- WHAT YOU ARE ASKED TO DO
Extract all data as written.

- GIVEN RECORDS

>> start

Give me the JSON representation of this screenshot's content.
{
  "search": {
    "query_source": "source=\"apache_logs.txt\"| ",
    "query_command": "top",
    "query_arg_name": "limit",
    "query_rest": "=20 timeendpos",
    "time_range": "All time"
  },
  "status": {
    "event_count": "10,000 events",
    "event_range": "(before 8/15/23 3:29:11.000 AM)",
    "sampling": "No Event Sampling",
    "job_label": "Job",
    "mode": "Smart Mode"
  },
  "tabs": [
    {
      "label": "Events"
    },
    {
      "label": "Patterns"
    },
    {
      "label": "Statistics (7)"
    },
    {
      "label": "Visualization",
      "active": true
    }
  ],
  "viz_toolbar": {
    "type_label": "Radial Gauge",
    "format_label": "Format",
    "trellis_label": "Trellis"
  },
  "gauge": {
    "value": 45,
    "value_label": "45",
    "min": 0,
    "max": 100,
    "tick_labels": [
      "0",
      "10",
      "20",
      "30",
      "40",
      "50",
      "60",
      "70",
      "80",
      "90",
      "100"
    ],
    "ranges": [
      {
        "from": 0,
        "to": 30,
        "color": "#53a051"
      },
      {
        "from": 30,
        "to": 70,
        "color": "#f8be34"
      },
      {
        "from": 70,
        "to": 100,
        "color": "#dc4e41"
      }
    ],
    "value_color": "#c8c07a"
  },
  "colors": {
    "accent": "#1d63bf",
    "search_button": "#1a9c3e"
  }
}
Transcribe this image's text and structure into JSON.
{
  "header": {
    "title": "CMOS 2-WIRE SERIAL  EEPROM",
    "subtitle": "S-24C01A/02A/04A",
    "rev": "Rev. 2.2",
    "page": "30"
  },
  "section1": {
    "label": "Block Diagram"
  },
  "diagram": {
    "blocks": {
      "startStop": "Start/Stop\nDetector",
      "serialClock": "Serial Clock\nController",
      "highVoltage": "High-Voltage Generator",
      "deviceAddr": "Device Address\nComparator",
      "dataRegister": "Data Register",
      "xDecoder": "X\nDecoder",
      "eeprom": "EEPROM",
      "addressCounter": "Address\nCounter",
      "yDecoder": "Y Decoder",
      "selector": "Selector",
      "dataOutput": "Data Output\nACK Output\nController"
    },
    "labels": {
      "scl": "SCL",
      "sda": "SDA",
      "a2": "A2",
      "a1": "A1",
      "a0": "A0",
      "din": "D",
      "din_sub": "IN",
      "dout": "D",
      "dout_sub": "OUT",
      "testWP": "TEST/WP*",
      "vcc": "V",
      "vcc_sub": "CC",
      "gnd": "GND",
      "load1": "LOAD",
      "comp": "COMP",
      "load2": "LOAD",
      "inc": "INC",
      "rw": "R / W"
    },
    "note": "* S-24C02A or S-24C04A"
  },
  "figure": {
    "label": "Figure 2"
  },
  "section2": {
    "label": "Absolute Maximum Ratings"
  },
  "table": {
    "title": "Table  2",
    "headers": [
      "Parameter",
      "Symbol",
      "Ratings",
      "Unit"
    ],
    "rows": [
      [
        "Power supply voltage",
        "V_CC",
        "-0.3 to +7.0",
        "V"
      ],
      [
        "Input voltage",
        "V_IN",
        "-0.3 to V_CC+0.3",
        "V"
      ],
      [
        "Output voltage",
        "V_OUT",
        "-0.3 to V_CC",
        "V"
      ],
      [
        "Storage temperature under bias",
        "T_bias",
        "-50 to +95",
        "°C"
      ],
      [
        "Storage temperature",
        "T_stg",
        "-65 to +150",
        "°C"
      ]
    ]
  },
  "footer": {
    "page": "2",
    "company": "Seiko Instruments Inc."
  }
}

>> end

- EXERCISE RESPONSE
Give me the JSON representation of this screenshot's content.
{
  "search": {
    "query_source": "source=\"apache_logs.txt\"| ",
    "query_command": "top",
    "query_arg_name": "limit",
    "query_rest": "=20 timeendpos",
    "time_range": "All time"
  },
  "status": {
    "event_count": "10,000 events",
    "event_range": "(before 8/15/23 3:29:11.000 AM)",
    "sampling": "No Event Sampling",
    "job_label": "Job",
    "mode": "Smart Mode"
  },
  "tabs": [
    {
      "label": "Events"
    },
    {
      "label": "Patterns"
    },
    {
      "label": "Statistics (7)"
    },
    {
      "label": "Visualization",
      "active": true
    }
  ],
  "viz_toolbar": {
    "type_label": "Radial Gauge",
    "format_label": "Format",
    "trellis_label": "Trellis"
  },
  "gauge": {
    "value": 45,
    "value_label": "45",
    "min": 0,
    "max": 100,
    "tick_labels": [
      "0",
      "10",
      "20",
      "30",
      "40",
      "50",
      "60",
      "70",
      "80",
      "90",
      "100"
    ],
    "ranges": [
      {
        "from": 0,
        "to": 30,
        "color": "#53a051"
      },
      {
        "from": 30,
        "to": 70,
        "color": "#f8be34"
      },
      {
        "from": 70,
        "to": 100,
        "color": "#dc4e41"
      }
    ],
    "value_color": "#c8c07a"
  },
  "colors": {
    "accent": "#1d63bf",
    "search_button": "#1a9c3e"
  }
}
Transcribe this image's text and structure into JSON.
{
  "header": {
    "title": "CMOS 2-WIRE SERIAL  EEPROM",
    "subtitle": "S-24C01A/02A/04A",
    "rev": "Rev. 2.2",
    "page": "30"
  },
  "section1": {
    "label": "Block Diagram"
  },
  "diagram": {
    "blocks": {
      "startStop": "Start/Stop\nDetector",
      "serialClock": "Serial Clock\nController",
      "highVoltage": "High-Voltage Generator",
      "deviceAddr": "Device Address\nComparator",
      "dataRegister": "Data Register",
      "xDecoder": "X\nDecoder",
      "eeprom": "EEPROM",
      "addressCounter": "Address\nCounter",
      "yDecoder": "Y Decoder",
      "selector": "Selector",
      "dataOutput": "Data Output\nACK Output\nController"
    },
    "labels": {
      "scl": "SCL",
      "sda": "SDA",
      "a2": "A2",
      "a1": "A1",
      "a0": "A0",
      "din": "D",
      "din_sub": "IN",
      "dout": "D",
      "dout_sub": "OUT",
      "testWP": "TEST/WP*",
      "vcc": "V",
      "vcc_sub": "CC",
      "gnd": "GND",
      "load1": "LOAD",
      "comp": "COMP",
      "load2": "LOAD",
      "inc": "INC",
      "rw": "R / W"
    },
    "note": "* S-24C02A or S-24C04A"
  },
  "figure": {
    "label": "Figure 2"
  },
  "section2": {
    "label": "Absolute Maximum Ratings"
  },
  "table": {
    "title": "Table  2",
    "headers": [
      "Parameter",
      "Symbol",
      "Ratings",
      "Unit"
    ],
    "rows": [
      [
        "Power supply voltage",
        "V_CC",
        "-0.3 to +7.0",
        "V"
      ],
      [
        "Input voltage",
        "V_IN",
        "-0.3 to V_CC+0.3",
        "V"
      ],
      [
        "Output voltage",
        "V_OUT",
        "-0.3 to V_CC",
        "V"
      ],
      [
        "Storage temperature under bias",
        "T_bias",
        "-50 to +95",
        "°C"
      ],
      [
        "Storage temperature",
        "T_stg",
        "-65 to +150",
        "°C"
      ]
    ]
  },
  "footer": {
    "page": "2",
    "company": "Seiko Instruments Inc."
  }
}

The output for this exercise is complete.